INSTRUCTIONS TO FOLLOW
All of the entries must be reproduced exactly, with no images carried over.

---- PROVIDED MATERIAL

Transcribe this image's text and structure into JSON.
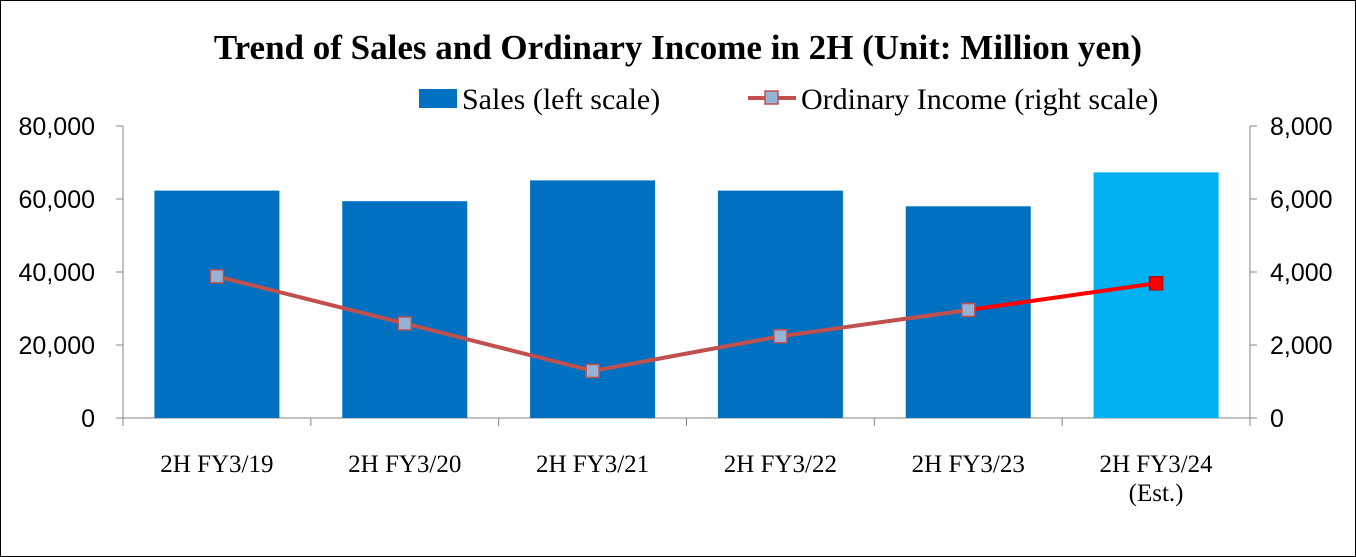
{
  "chart_data": {
    "type": "bar",
    "title": "Trend of Sales and Ordinary Income in 2H (Unit: Million yen)",
    "categories": [
      [
        "2H FY3/19"
      ],
      [
        "2H FY3/20"
      ],
      [
        "2H FY3/21"
      ],
      [
        "2H FY3/22"
      ],
      [
        "2H FY3/23"
      ],
      [
        "2H FY3/24",
        "(Est.)"
      ]
    ],
    "series": [
      {
        "name": "Sales (left scale)",
        "type": "bar",
        "axis": "left",
        "color": "#0070C0",
        "estimate_color": "#00B0F0",
        "values": [
          62300,
          59400,
          65100,
          62300,
          58000,
          67300
        ]
      },
      {
        "name": "Ordinary Income (right scale)",
        "type": "line",
        "axis": "right",
        "line_color": "#C0504D",
        "marker_color": "#95B3D7",
        "estimate_line_color": "#FF0000",
        "estimate_marker_color": "#FF0000",
        "values": [
          3880,
          2590,
          1290,
          2240,
          2960,
          3690
        ]
      }
    ],
    "left_axis": {
      "min": 0,
      "max": 80000,
      "ticks": [
        "0",
        "20,000",
        "40,000",
        "60,000",
        "80,000"
      ]
    },
    "right_axis": {
      "min": 0,
      "max": 8000,
      "ticks": [
        "0",
        "2,000",
        "4,000",
        "6,000",
        "8,000"
      ]
    },
    "estimate_index": 5,
    "legend_position": "top-right",
    "grid": false
  }
}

--------

ANSWER TO THE PROBLEM
Transcribe this image's text and structure into JSON.
{
  "chart_data": {
    "type": "bar",
    "title": "Trend of Sales and Ordinary Income in 2H (Unit: Million yen)",
    "categories": [
      [
        "2H FY3/19"
      ],
      [
        "2H FY3/20"
      ],
      [
        "2H FY3/21"
      ],
      [
        "2H FY3/22"
      ],
      [
        "2H FY3/23"
      ],
      [
        "2H FY3/24",
        "(Est.)"
      ]
    ],
    "series": [
      {
        "name": "Sales (left scale)",
        "type": "bar",
        "axis": "left",
        "color": "#0070C0",
        "estimate_color": "#00B0F0",
        "values": [
          62300,
          59400,
          65100,
          62300,
          58000,
          67300
        ]
      },
      {
        "name": "Ordinary Income (right scale)",
        "type": "line",
        "axis": "right",
        "line_color": "#C0504D",
        "marker_color": "#95B3D7",
        "estimate_line_color": "#FF0000",
        "estimate_marker_color": "#FF0000",
        "values": [
          3880,
          2590,
          1290,
          2240,
          2960,
          3690
        ]
      }
    ],
    "left_axis": {
      "min": 0,
      "max": 80000,
      "ticks": [
        "0",
        "20,000",
        "40,000",
        "60,000",
        "80,000"
      ]
    },
    "right_axis": {
      "min": 0,
      "max": 8000,
      "ticks": [
        "0",
        "2,000",
        "4,000",
        "6,000",
        "8,000"
      ]
    },
    "estimate_index": 5,
    "legend_position": "top-right",
    "grid": false
  }
}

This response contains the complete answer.